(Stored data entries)
# # # # #

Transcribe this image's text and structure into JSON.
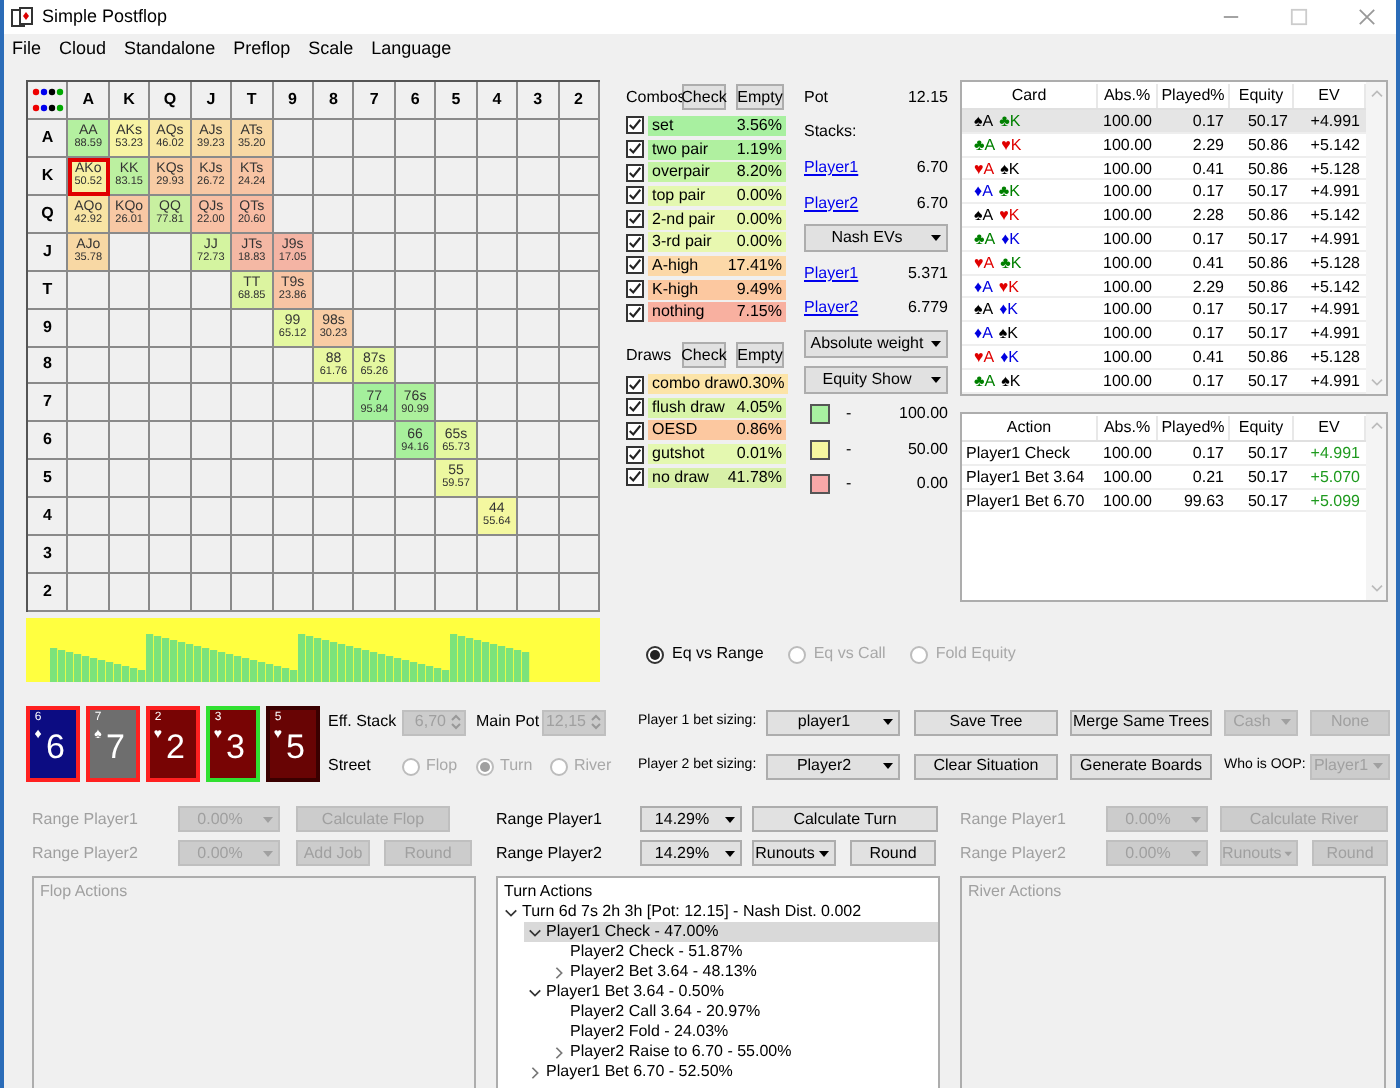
{
  "window": {
    "title": "Simple Postflop"
  },
  "menu": [
    "File",
    "Cloud",
    "Standalone",
    "Preflop",
    "Scale",
    "Language"
  ],
  "hand_grid": {
    "columns": [
      "A",
      "K",
      "Q",
      "J",
      "T",
      "9",
      "8",
      "7",
      "6",
      "5",
      "4",
      "3",
      "2"
    ],
    "rows": [
      {
        "label": "A",
        "cells": [
          {
            "hand": "AA",
            "value": "88.59",
            "color": "#b4f0a0",
            "selected": false
          },
          {
            "hand": "AKs",
            "value": "53.23",
            "color": "#f8f4a4",
            "selected": false
          },
          {
            "hand": "AQs",
            "value": "46.02",
            "color": "#f8e8a4",
            "selected": false
          },
          {
            "hand": "AJs",
            "value": "39.23",
            "color": "#f8dca4",
            "selected": false
          },
          {
            "hand": "ATs",
            "value": "35.20",
            "color": "#f8d8a4",
            "selected": false
          },
          null,
          null,
          null,
          null,
          null,
          null,
          null,
          null
        ]
      },
      {
        "label": "K",
        "cells": [
          {
            "hand": "AKo",
            "value": "50.52",
            "color": "#f8f0a4",
            "selected": true
          },
          {
            "hand": "KK",
            "value": "83.15",
            "color": "#bcf0a0",
            "selected": false
          },
          {
            "hand": "KQs",
            "value": "29.93",
            "color": "#f8cca4",
            "selected": false
          },
          {
            "hand": "KJs",
            "value": "26.72",
            "color": "#f8c8a4",
            "selected": false
          },
          {
            "hand": "KTs",
            "value": "24.24",
            "color": "#f8c4a4",
            "selected": false
          },
          null,
          null,
          null,
          null,
          null,
          null,
          null,
          null
        ]
      },
      {
        "label": "Q",
        "cells": [
          {
            "hand": "AQo",
            "value": "42.92",
            "color": "#f8e4a4",
            "selected": false
          },
          {
            "hand": "KQo",
            "value": "26.01",
            "color": "#f8c8a4",
            "selected": false
          },
          {
            "hand": "QQ",
            "value": "77.81",
            "color": "#c8f0a0",
            "selected": false
          },
          {
            "hand": "QJs",
            "value": "22.00",
            "color": "#f8c0a4",
            "selected": false
          },
          {
            "hand": "QTs",
            "value": "20.60",
            "color": "#f8bca4",
            "selected": false
          },
          null,
          null,
          null,
          null,
          null,
          null,
          null,
          null
        ]
      },
      {
        "label": "J",
        "cells": [
          {
            "hand": "AJo",
            "value": "35.78",
            "color": "#f8d8a4",
            "selected": false
          },
          null,
          null,
          {
            "hand": "JJ",
            "value": "72.73",
            "color": "#d4f4a0",
            "selected": false
          },
          {
            "hand": "JTs",
            "value": "18.83",
            "color": "#f4b8a4",
            "selected": false
          },
          {
            "hand": "J9s",
            "value": "17.05",
            "color": "#f4b4a4",
            "selected": false
          },
          null,
          null,
          null,
          null,
          null,
          null,
          null
        ]
      },
      {
        "label": "T",
        "cells": [
          null,
          null,
          null,
          null,
          {
            "hand": "TT",
            "value": "68.85",
            "color": "#dcf4a0",
            "selected": false
          },
          {
            "hand": "T9s",
            "value": "23.86",
            "color": "#f8c4a4",
            "selected": false
          },
          null,
          null,
          null,
          null,
          null,
          null,
          null
        ]
      },
      {
        "label": "9",
        "cells": [
          null,
          null,
          null,
          null,
          null,
          {
            "hand": "99",
            "value": "65.12",
            "color": "#e4f8a0",
            "selected": false
          },
          {
            "hand": "98s",
            "value": "30.23",
            "color": "#f8cca4",
            "selected": false
          },
          null,
          null,
          null,
          null,
          null,
          null
        ]
      },
      {
        "label": "8",
        "cells": [
          null,
          null,
          null,
          null,
          null,
          null,
          {
            "hand": "88",
            "value": "61.76",
            "color": "#e8f8a0",
            "selected": false
          },
          {
            "hand": "87s",
            "value": "65.26",
            "color": "#e4f8a0",
            "selected": false
          },
          null,
          null,
          null,
          null,
          null
        ]
      },
      {
        "label": "7",
        "cells": [
          null,
          null,
          null,
          null,
          null,
          null,
          null,
          {
            "hand": "77",
            "value": "95.84",
            "color": "#a4f09c",
            "selected": false
          },
          {
            "hand": "76s",
            "value": "90.99",
            "color": "#acf09c",
            "selected": false
          },
          null,
          null,
          null,
          null
        ]
      },
      {
        "label": "6",
        "cells": [
          null,
          null,
          null,
          null,
          null,
          null,
          null,
          null,
          {
            "hand": "66",
            "value": "94.16",
            "color": "#a8f09c",
            "selected": false
          },
          {
            "hand": "65s",
            "value": "65.73",
            "color": "#e4f8a0",
            "selected": false
          },
          null,
          null,
          null
        ]
      },
      {
        "label": "5",
        "cells": [
          null,
          null,
          null,
          null,
          null,
          null,
          null,
          null,
          null,
          {
            "hand": "55",
            "value": "59.57",
            "color": "#ecf8a0",
            "selected": false
          },
          null,
          null,
          null
        ]
      },
      {
        "label": "4",
        "cells": [
          null,
          null,
          null,
          null,
          null,
          null,
          null,
          null,
          null,
          null,
          {
            "hand": "44",
            "value": "55.64",
            "color": "#f4f8a0",
            "selected": false
          },
          null,
          null
        ]
      },
      {
        "label": "3",
        "cells": [
          null,
          null,
          null,
          null,
          null,
          null,
          null,
          null,
          null,
          null,
          null,
          null,
          null
        ]
      },
      {
        "label": "2",
        "cells": [
          null,
          null,
          null,
          null,
          null,
          null,
          null,
          null,
          null,
          null,
          null,
          null,
          null
        ]
      }
    ]
  },
  "combos": {
    "title": "Combos",
    "buttons": [
      "Check",
      "Empty"
    ],
    "items": [
      {
        "label": "set",
        "checked": true,
        "value": "3.56%",
        "color": "#a8f0a0"
      },
      {
        "label": "two pair",
        "checked": true,
        "value": "1.19%",
        "color": "#b0f0a0"
      },
      {
        "label": "overpair",
        "checked": true,
        "value": "8.20%",
        "color": "#c4f4a4"
      },
      {
        "label": "top pair",
        "checked": true,
        "value": "0.00%",
        "color": "#e4f8b0"
      },
      {
        "label": "2-nd pair",
        "checked": true,
        "value": "0.00%",
        "color": "#e8f8b0"
      },
      {
        "label": "3-rd pair",
        "checked": true,
        "value": "0.00%",
        "color": "#e8f8b0"
      },
      {
        "label": "A-high",
        "checked": true,
        "value": "17.41%",
        "color": "#fcd8a8"
      },
      {
        "label": "K-high",
        "checked": true,
        "value": "9.49%",
        "color": "#fcc8a0"
      },
      {
        "label": "nothing",
        "checked": true,
        "value": "7.15%",
        "color": "#f8b0a0"
      }
    ]
  },
  "draws": {
    "title": "Draws",
    "buttons": [
      "Check",
      "Empty"
    ],
    "items": [
      {
        "label": "combo draw",
        "checked": true,
        "value": "0.30%",
        "color": "#fce4a8"
      },
      {
        "label": "flush draw",
        "checked": true,
        "value": "4.05%",
        "color": "#d8f4a8"
      },
      {
        "label": "OESD",
        "checked": true,
        "value": "0.86%",
        "color": "#fcc8a0"
      },
      {
        "label": "gutshot",
        "checked": true,
        "value": "0.01%",
        "color": "#e4f8b0"
      },
      {
        "label": "no draw",
        "checked": true,
        "value": "41.78%",
        "color": "#d8f0a8"
      }
    ]
  },
  "pot": {
    "label": "Pot",
    "value": "12.15",
    "stacks_label": "Stacks:",
    "stacks": [
      {
        "player": "Player1",
        "value": "6.70"
      },
      {
        "player": "Player2",
        "value": "6.70"
      }
    ],
    "ev_mode": "Nash EVs",
    "evs": [
      {
        "player": "Player1",
        "value": "5.371"
      },
      {
        "player": "Player2",
        "value": "6.779"
      }
    ],
    "weight_mode": "Absolute weight",
    "equity_mode": "Equity Show",
    "legend": [
      {
        "color": "#a8f0a0",
        "dash": "-",
        "value": "100.00"
      },
      {
        "color": "#f8f8a0",
        "dash": "-",
        "value": "50.00"
      },
      {
        "color": "#f8a8a8",
        "dash": "-",
        "value": "0.00"
      }
    ]
  },
  "card_table": {
    "columns": [
      "Card",
      "Abs.%",
      "Played%",
      "Equity",
      "EV"
    ],
    "rows": [
      {
        "cards": [
          {
            "text": "♠A",
            "color": "#000000"
          },
          {
            "text": "♣K",
            "color": "#008000"
          }
        ],
        "abs": "100.00",
        "played": "0.17",
        "equity": "50.17",
        "ev": "+4.991",
        "selected": true
      },
      {
        "cards": [
          {
            "text": "♣A",
            "color": "#008000"
          },
          {
            "text": "♥K",
            "color": "#e00000"
          }
        ],
        "abs": "100.00",
        "played": "2.29",
        "equity": "50.86",
        "ev": "+5.142",
        "selected": false
      },
      {
        "cards": [
          {
            "text": "♥A",
            "color": "#e00000"
          },
          {
            "text": "♠K",
            "color": "#000000"
          }
        ],
        "abs": "100.00",
        "played": "0.41",
        "equity": "50.86",
        "ev": "+5.128",
        "selected": false
      },
      {
        "cards": [
          {
            "text": "♦A",
            "color": "#0000e0"
          },
          {
            "text": "♣K",
            "color": "#008000"
          }
        ],
        "abs": "100.00",
        "played": "0.17",
        "equity": "50.17",
        "ev": "+4.991",
        "selected": false
      },
      {
        "cards": [
          {
            "text": "♠A",
            "color": "#000000"
          },
          {
            "text": "♥K",
            "color": "#e00000"
          }
        ],
        "abs": "100.00",
        "played": "2.28",
        "equity": "50.86",
        "ev": "+5.142",
        "selected": false
      },
      {
        "cards": [
          {
            "text": "♣A",
            "color": "#008000"
          },
          {
            "text": "♦K",
            "color": "#0000e0"
          }
        ],
        "abs": "100.00",
        "played": "0.17",
        "equity": "50.17",
        "ev": "+4.991",
        "selected": false
      },
      {
        "cards": [
          {
            "text": "♥A",
            "color": "#e00000"
          },
          {
            "text": "♣K",
            "color": "#008000"
          }
        ],
        "abs": "100.00",
        "played": "0.41",
        "equity": "50.86",
        "ev": "+5.128",
        "selected": false
      },
      {
        "cards": [
          {
            "text": "♦A",
            "color": "#0000e0"
          },
          {
            "text": "♥K",
            "color": "#e00000"
          }
        ],
        "abs": "100.00",
        "played": "2.29",
        "equity": "50.86",
        "ev": "+5.142",
        "selected": false
      },
      {
        "cards": [
          {
            "text": "♠A",
            "color": "#000000"
          },
          {
            "text": "♦K",
            "color": "#0000e0"
          }
        ],
        "abs": "100.00",
        "played": "0.17",
        "equity": "50.17",
        "ev": "+4.991",
        "selected": false
      },
      {
        "cards": [
          {
            "text": "♦A",
            "color": "#0000e0"
          },
          {
            "text": "♠K",
            "color": "#000000"
          }
        ],
        "abs": "100.00",
        "played": "0.17",
        "equity": "50.17",
        "ev": "+4.991",
        "selected": false
      },
      {
        "cards": [
          {
            "text": "♥A",
            "color": "#e00000"
          },
          {
            "text": "♦K",
            "color": "#0000e0"
          }
        ],
        "abs": "100.00",
        "played": "0.41",
        "equity": "50.86",
        "ev": "+5.128",
        "selected": false
      },
      {
        "cards": [
          {
            "text": "♣A",
            "color": "#008000"
          },
          {
            "text": "♠K",
            "color": "#000000"
          }
        ],
        "abs": "100.00",
        "played": "0.17",
        "equity": "50.17",
        "ev": "+4.991",
        "selected": false
      }
    ]
  },
  "action_table": {
    "columns": [
      "Action",
      "Abs.%",
      "Played%",
      "Equity",
      "EV"
    ],
    "rows": [
      {
        "action": "Player1 Check",
        "abs": "100.00",
        "played": "0.17",
        "equity": "50.17",
        "ev": "+4.991"
      },
      {
        "action": "Player1 Bet 3.64",
        "abs": "100.00",
        "played": "0.21",
        "equity": "50.17",
        "ev": "+5.070"
      },
      {
        "action": "Player1 Bet 6.70",
        "abs": "100.00",
        "played": "99.63",
        "equity": "50.17",
        "ev": "+5.099"
      }
    ]
  },
  "equity_modes": [
    {
      "label": "Eq vs Range",
      "selected": true,
      "disabled": false
    },
    {
      "label": "Eq vs Call",
      "selected": false,
      "disabled": true
    },
    {
      "label": "Fold Equity",
      "selected": false,
      "disabled": true
    }
  ],
  "board": [
    {
      "corner": "6",
      "suit": "♦",
      "rank": "6",
      "color": "#0c0c82",
      "marked": true,
      "selected": false
    },
    {
      "corner": "7",
      "suit": "♠",
      "rank": "7",
      "color": "#6e6e6e",
      "marked": true,
      "selected": false
    },
    {
      "corner": "2",
      "suit": "♥",
      "rank": "2",
      "color": "#780404",
      "marked": true,
      "selected": false
    },
    {
      "corner": "3",
      "suit": "♥",
      "rank": "3",
      "color": "#780404",
      "marked": false,
      "selected": true
    },
    {
      "corner": "5",
      "suit": "♥",
      "rank": "5",
      "color": "#680404",
      "marked": false,
      "selected": false
    }
  ],
  "eff_stack": {
    "label": "Eff. Stack",
    "value": "6,70",
    "disabled": true
  },
  "main_pot": {
    "label": "Main Pot",
    "value": "12,15",
    "disabled": true
  },
  "street": {
    "label": "Street",
    "options": [
      {
        "label": "Flop",
        "selected": false,
        "disabled": true
      },
      {
        "label": "Turn",
        "selected": true,
        "disabled": true
      },
      {
        "label": "River",
        "selected": false,
        "disabled": true
      }
    ]
  },
  "bet_sizing": [
    {
      "label": "Player 1 bet sizing:",
      "value": "player1"
    },
    {
      "label": "Player 2 bet sizing:",
      "value": "Player2"
    }
  ],
  "buttons": [
    {
      "label": "Save Tree",
      "disabled": false
    },
    {
      "label": "Merge Same Trees",
      "disabled": false
    },
    {
      "label": "Clear Situation",
      "disabled": false
    },
    {
      "label": "Generate Boards",
      "disabled": false
    }
  ],
  "game_type": {
    "value": "Cash",
    "disabled": true
  },
  "none_button": {
    "label": "None",
    "disabled": true
  },
  "oop": {
    "label": "Who is OOP:",
    "value": "Player1",
    "disabled": true
  },
  "ranges": [
    {
      "disabled": true,
      "rows": [
        {
          "label": "Range Player1",
          "value": "0.00%",
          "controls": [
            {
              "kind": "button",
              "label": "Calculate Flop"
            }
          ]
        },
        {
          "label": "Range Player2",
          "value": "0.00%",
          "controls": [
            {
              "kind": "button",
              "label": "Add Job"
            },
            {
              "kind": "button",
              "label": "Round"
            }
          ]
        }
      ]
    },
    {
      "disabled": false,
      "rows": [
        {
          "label": "Range Player1",
          "value": "14.29%",
          "controls": [
            {
              "kind": "button",
              "label": "Calculate Turn"
            }
          ]
        },
        {
          "label": "Range Player2",
          "value": "14.29%",
          "controls": [
            {
              "kind": "dropdown",
              "label": "Runouts"
            },
            {
              "kind": "button",
              "label": "Round"
            }
          ]
        }
      ]
    },
    {
      "disabled": true,
      "rows": [
        {
          "label": "Range Player1",
          "value": "0.00%",
          "controls": [
            {
              "kind": "button",
              "label": "Calculate River"
            }
          ]
        },
        {
          "label": "Range Player2",
          "value": "0.00%",
          "controls": [
            {
              "kind": "dropdown",
              "label": "Runouts"
            },
            {
              "kind": "button",
              "label": "Round"
            }
          ]
        }
      ]
    }
  ],
  "action_panels": [
    {
      "title": "Flop Actions",
      "disabled": true
    },
    {
      "title": "Turn Actions",
      "disabled": false,
      "tree": [
        {
          "label": "Turn 6d 7s 2h 3h [Pot: 12.15] - Nash Dist. 0.002",
          "expanded": true,
          "selected": false,
          "children": [
            {
              "label": "Player1 Check - 47.00%",
              "expanded": true,
              "selected": true,
              "children": [
                {
                  "label": "Player2 Check - 51.87%",
                  "selected": false
                },
                {
                  "label": "Player2 Bet 3.64 - 48.13%",
                  "expanded": false,
                  "selected": false
                }
              ]
            },
            {
              "label": "Player1 Bet 3.64 - 0.50%",
              "expanded": true,
              "selected": false,
              "children": [
                {
                  "label": "Player2 Call 3.64 - 20.97%",
                  "selected": false
                },
                {
                  "label": "Player2 Fold - 24.03%",
                  "selected": false
                },
                {
                  "label": "Player2 Raise to 6.70 - 55.00%",
                  "expanded": false,
                  "selected": false
                }
              ]
            },
            {
              "label": "Player1 Bet 6.70 - 52.50%",
              "expanded": false,
              "selected": false
            }
          ]
        }
      ]
    },
    {
      "title": "River Actions",
      "disabled": true
    }
  ]
}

# # # # #

Required task: Go through the material above and copy each line that has the word "Fold".

Answer for this exercise:
      "label": "Fold Equity",
                  "label": "Player2 Fold - 24.03%",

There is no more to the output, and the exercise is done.